REQUIREMENTS -
[1] In the Noisebridge mailing-list post about DARPA, where was the writer working when the chance came to help build the vehicle platform for Stanley?
[2] Print the stretch of the Noisebridge mailing-list post from "That dorkbot thread" through "chime in then.".
[3] Carry on the Noisebridge mailing-list post about DARPA from its final sentence.

[Noisebridge-discuss] Sigh -- I'm not helping with Maker Faires this year.

Michael Prados mprados at gmail.com
Wed Apr 4 16:20:27 PDT 2012


Ah, that brings me back.  It was the Grand Challenge that first forced me
to take a stand on DARPA, since I could have taken a leadership role in
building up the vehicle platform for Stanley, the winning car, while I
worked at Volkswagen.  I declined and accepted a setback to my career
instead.  I got into a similar debate on dorkbotsf-blabber in February
2006, url here if you are on that list:

http://music.columbia.edu/mailman/private/dorkbotsf-blabber/2006-February/thread.html

I don't think my decision process at the time adds a lot more to the
discussion, it was probably more emotional then- I couldn't march down
Market Street against the wars on Saturday, and carry DARPA's water on
Monday morning.  But I can't help but take the stroll down memory lane, and
note with resignation that we've come no closer to resolving this debate in
the last 6-7 years.  I'm happy that we're at least having a good discussion
about it now.

That dorkbot thread did remind me of the Institute for Applied Autonomy,
who started addressing these issues through interventionist art in 1998.
Although it is not overtly political, orb swarm was partially inspired by
their technique of adapting military robotic technology for grass roots
artistic purposes-

http://www.youtube.com/watch?v=D9RiS5OEBsQ

and here's their position paper-

http://www.appliedautonomy.com/essays/EngagingAmbivalence.pdf

I'd like to think otherwise, but I won't be surprised if we rehash the same
debate in 2018.  Corey, maybe your son can chime in then.

MATERIAL PROVIDED -
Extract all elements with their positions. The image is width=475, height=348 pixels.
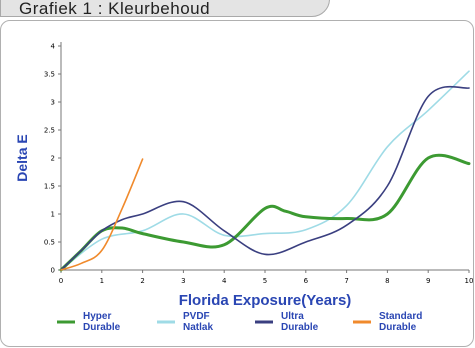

RESPONSES PER TASK -
[1] At Volkswagen.

[2]
That dorkbot thread did remind me of the Institute for Applied Autonomy,
who started addressing these issues through interventionist art in 1998.
Although it is not overtly political, orb swarm was partially inspired by
their technique of adapting military robotic technology for grass roots
artistic purposes-

http://www.youtube.com/watch?v=D9RiS5OEBsQ

and here's their position paper-

http://www.appliedautonomy.com/essays/EngagingAmbivalence.pdf

I'd like to think otherwise, but I won't be surprised if we rehash the same
debate in 2018.  Corey, maybe your son can chime in then.

[3]
-Mike

On Wed, Apr 4, 2012 at 2:47 PM, Corey McGuire <coreyfro at coreyfro.com> wrote:

> Milo, my three year old, and I, watched a special about the DARPA grand
> challenge.  Apart from the buzz word "DARPA", there was not a single mote
> of military propaganda about it.  There was simple idle mention of
> military, but that was it.
>
> What did my 3 year old get from the video, "TERRAMAX!" the name of one of
> the robots.  He also has an understanding of the pain and work and
> excitement and the energy and the fun that people experience when working
> on hard projects...
>
> ...and in a world where shit is bought at the store, I think that
> knowledge is critical for our kids.
>
> On Wed, Apr 4, 2012 at 8:46 AM, Lee Sonko <lee at lee.org> wrote:
>
>> The age and maturity level of the students being presented with the DARPA
>> message is important to me. Is it alright to have, for instance, army
>> recruiters at colleges? How about high schools? How about elementary
>> schools?
>>
>> At what age is a person mature enough
>> * to go to war (rhetorically the answer is "never" but let's go beyond
>> that)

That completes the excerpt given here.